* _DO THIS_:
Among the entries below, find how many lines carry the word "Lamarque" and state only that figure.

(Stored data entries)
==============================
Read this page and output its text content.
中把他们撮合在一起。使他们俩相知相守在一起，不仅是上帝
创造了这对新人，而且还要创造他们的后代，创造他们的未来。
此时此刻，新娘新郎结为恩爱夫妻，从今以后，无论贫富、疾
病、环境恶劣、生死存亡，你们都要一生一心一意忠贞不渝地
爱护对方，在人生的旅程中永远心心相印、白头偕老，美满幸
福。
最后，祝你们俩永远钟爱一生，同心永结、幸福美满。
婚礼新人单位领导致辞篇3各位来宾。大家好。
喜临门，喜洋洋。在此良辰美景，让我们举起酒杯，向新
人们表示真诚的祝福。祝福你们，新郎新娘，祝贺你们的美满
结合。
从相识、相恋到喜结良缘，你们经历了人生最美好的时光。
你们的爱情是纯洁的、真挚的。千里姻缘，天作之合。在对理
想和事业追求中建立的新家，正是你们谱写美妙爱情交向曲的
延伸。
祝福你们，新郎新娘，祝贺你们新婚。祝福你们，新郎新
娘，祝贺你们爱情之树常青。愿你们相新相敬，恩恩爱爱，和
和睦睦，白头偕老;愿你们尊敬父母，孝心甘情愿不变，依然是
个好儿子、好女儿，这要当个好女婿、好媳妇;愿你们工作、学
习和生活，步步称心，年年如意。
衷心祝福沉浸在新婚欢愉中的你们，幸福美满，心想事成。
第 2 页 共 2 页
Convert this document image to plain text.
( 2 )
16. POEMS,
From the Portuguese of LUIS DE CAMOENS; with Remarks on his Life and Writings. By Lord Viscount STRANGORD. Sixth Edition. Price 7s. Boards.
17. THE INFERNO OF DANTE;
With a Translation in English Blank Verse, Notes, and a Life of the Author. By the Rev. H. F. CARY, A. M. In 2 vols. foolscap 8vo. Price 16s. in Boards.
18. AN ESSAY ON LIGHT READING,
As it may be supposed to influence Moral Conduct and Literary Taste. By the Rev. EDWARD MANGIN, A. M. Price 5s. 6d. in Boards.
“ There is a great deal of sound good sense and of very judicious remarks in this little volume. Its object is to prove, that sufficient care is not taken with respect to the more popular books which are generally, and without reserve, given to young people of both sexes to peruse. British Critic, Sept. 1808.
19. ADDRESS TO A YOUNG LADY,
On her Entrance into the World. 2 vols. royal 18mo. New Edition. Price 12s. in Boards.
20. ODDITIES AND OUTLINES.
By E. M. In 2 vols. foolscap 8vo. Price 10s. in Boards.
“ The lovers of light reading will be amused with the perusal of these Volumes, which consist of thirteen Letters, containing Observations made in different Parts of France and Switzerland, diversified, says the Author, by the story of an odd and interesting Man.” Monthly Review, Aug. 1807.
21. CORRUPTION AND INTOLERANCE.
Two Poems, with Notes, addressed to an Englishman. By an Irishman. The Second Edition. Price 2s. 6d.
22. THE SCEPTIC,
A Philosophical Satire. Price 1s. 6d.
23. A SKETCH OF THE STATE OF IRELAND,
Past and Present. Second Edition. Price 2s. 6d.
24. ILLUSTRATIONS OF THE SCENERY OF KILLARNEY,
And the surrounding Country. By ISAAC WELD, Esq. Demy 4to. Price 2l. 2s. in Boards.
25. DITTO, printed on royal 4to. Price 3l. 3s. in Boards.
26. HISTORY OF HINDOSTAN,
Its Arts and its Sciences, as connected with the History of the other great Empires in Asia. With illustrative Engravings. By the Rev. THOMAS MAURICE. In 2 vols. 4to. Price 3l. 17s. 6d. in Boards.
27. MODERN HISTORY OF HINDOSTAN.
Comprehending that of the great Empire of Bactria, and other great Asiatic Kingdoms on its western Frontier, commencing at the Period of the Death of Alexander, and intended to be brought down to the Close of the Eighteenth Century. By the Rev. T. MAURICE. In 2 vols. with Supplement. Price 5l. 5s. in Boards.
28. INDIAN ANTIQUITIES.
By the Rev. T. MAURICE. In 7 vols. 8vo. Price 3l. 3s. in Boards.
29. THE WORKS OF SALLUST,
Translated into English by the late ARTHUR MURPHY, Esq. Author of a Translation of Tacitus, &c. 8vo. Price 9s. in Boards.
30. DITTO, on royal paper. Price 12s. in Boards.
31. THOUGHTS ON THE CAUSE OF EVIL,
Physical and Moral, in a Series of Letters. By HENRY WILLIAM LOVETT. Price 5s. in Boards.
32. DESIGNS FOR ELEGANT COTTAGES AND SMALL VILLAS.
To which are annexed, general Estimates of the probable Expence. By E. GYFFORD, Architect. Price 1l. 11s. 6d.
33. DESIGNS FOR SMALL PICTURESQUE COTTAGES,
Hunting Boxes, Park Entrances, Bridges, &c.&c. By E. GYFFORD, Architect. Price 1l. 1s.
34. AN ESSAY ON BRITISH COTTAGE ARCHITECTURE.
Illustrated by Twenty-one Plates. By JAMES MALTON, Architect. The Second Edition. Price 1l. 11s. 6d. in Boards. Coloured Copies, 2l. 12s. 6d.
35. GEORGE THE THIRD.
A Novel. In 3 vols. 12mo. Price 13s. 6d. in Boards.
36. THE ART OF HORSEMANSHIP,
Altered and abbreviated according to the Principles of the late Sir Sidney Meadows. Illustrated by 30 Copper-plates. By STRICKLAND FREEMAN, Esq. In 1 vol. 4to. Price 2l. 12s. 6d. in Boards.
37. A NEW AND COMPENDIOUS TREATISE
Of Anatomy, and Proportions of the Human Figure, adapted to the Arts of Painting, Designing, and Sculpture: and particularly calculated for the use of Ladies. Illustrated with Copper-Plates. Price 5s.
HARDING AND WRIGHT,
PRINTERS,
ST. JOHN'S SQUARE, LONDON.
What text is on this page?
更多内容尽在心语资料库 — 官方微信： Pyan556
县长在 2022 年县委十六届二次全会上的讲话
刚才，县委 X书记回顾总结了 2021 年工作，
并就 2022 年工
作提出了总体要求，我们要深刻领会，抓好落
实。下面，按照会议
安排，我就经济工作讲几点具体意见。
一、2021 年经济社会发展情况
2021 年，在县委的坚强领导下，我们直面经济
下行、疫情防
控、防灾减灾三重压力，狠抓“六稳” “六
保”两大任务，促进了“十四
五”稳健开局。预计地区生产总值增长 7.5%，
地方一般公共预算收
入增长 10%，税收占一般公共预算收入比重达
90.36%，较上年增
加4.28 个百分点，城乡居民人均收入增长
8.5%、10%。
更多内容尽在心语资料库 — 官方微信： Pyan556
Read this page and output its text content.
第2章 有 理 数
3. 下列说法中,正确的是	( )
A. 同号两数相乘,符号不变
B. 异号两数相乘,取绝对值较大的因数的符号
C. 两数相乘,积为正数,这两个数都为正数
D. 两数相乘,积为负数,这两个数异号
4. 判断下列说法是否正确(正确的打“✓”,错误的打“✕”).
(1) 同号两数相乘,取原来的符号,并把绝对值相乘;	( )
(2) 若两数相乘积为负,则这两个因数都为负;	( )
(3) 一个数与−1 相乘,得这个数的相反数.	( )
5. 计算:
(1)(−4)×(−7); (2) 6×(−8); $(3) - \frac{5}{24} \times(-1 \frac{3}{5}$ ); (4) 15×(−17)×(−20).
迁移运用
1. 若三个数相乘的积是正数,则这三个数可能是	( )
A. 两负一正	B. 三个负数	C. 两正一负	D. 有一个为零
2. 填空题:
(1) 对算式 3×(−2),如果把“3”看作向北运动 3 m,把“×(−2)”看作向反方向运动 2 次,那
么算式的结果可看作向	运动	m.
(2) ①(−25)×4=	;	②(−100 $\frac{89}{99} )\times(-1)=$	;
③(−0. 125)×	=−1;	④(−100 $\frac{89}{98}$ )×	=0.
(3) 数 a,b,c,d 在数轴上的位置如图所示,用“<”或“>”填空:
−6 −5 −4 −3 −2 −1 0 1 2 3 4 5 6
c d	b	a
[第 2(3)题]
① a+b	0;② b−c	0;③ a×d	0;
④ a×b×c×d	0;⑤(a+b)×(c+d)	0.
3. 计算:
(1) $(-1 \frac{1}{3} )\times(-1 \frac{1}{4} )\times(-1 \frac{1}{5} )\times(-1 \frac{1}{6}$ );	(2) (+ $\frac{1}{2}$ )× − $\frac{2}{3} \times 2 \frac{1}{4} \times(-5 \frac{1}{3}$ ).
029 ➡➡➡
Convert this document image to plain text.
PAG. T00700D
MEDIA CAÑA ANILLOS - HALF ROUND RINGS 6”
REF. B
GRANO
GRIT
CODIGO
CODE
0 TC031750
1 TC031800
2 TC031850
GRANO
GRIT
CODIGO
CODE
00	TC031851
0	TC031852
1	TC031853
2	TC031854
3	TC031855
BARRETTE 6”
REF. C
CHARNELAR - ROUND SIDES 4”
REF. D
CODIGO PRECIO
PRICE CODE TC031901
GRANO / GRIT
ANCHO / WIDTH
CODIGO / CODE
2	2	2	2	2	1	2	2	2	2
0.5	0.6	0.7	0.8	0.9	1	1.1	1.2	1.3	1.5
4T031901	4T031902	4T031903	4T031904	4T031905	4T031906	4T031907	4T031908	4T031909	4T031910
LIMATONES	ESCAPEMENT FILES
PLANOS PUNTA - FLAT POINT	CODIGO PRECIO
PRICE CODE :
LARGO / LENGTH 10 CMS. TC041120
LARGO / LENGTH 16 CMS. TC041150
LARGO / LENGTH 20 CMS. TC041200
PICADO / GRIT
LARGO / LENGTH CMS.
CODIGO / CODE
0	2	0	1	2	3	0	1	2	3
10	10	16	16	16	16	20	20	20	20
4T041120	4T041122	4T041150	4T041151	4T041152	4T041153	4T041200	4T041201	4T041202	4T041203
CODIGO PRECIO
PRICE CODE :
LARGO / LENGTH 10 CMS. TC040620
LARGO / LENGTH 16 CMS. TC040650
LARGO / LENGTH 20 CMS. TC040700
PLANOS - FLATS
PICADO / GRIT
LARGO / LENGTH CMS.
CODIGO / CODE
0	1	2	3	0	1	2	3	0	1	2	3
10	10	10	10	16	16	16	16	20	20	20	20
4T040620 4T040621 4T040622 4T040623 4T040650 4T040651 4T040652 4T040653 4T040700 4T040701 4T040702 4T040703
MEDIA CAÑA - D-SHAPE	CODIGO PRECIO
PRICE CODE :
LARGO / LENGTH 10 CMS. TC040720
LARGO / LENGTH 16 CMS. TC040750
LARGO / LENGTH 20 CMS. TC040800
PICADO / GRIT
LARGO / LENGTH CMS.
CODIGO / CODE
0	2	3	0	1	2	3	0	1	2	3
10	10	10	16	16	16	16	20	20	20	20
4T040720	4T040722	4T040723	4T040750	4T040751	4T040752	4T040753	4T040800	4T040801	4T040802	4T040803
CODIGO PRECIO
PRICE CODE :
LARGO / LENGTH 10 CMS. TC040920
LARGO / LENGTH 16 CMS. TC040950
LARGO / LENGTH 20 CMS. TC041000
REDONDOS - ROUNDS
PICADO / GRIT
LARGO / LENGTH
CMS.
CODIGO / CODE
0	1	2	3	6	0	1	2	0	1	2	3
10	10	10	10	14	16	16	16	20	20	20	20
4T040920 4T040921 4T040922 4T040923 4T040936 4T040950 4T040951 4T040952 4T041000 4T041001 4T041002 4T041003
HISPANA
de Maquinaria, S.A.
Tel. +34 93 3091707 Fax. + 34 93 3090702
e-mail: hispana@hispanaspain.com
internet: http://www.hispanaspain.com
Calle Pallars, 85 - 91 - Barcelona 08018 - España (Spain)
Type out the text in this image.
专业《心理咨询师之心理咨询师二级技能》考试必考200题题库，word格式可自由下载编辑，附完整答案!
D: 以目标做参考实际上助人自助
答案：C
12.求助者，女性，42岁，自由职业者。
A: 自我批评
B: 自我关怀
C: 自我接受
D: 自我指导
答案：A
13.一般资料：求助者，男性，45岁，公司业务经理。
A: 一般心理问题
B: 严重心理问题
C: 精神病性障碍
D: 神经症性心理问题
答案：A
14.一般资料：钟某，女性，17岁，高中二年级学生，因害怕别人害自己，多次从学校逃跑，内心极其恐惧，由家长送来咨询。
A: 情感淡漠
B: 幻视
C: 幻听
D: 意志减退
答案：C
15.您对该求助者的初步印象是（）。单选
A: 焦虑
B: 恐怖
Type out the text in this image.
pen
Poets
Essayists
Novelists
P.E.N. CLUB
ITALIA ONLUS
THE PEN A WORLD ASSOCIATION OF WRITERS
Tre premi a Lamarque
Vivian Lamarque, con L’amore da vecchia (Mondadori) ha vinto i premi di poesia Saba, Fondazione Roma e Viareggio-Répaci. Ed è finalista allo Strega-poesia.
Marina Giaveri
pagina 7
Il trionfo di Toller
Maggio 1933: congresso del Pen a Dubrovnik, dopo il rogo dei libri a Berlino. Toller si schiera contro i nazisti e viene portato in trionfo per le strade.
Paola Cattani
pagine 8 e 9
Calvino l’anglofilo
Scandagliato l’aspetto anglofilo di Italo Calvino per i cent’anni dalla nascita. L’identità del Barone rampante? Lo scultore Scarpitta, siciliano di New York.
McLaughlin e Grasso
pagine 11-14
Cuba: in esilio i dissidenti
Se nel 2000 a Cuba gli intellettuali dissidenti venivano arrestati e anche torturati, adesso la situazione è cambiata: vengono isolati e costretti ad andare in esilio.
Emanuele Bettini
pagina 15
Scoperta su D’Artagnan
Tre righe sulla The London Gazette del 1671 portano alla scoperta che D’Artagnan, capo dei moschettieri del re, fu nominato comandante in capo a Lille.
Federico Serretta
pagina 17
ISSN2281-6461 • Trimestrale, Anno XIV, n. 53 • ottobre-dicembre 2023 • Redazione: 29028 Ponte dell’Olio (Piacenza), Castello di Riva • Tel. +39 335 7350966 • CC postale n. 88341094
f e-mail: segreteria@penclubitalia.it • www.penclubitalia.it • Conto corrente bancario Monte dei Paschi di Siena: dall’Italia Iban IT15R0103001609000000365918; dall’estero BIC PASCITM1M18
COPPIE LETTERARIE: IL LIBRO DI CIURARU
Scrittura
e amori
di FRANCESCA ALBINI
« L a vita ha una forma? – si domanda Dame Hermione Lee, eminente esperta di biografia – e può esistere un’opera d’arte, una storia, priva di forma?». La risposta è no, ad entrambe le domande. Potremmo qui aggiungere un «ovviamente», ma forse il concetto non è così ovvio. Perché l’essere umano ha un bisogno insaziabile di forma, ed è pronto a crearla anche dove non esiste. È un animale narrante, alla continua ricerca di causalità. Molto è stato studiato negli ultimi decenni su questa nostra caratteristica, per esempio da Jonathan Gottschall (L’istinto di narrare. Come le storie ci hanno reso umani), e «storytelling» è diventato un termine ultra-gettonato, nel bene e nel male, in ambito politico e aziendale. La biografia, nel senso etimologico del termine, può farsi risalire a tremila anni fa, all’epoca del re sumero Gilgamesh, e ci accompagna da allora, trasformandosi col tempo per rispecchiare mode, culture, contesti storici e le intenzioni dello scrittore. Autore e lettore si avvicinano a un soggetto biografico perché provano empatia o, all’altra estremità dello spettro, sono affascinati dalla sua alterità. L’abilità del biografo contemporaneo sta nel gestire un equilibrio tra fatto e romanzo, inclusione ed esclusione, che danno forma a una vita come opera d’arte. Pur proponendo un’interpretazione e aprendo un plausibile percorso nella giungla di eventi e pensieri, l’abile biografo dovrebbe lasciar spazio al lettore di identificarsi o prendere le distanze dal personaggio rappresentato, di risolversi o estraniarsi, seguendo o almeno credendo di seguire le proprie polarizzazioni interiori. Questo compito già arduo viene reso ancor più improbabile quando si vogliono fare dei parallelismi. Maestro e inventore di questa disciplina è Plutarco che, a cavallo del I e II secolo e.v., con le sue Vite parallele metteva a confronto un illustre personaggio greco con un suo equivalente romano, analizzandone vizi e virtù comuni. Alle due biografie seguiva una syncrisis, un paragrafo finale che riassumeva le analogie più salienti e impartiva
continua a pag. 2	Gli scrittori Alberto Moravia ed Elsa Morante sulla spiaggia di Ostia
==============================
* _SOLVED PROBLEM_:
2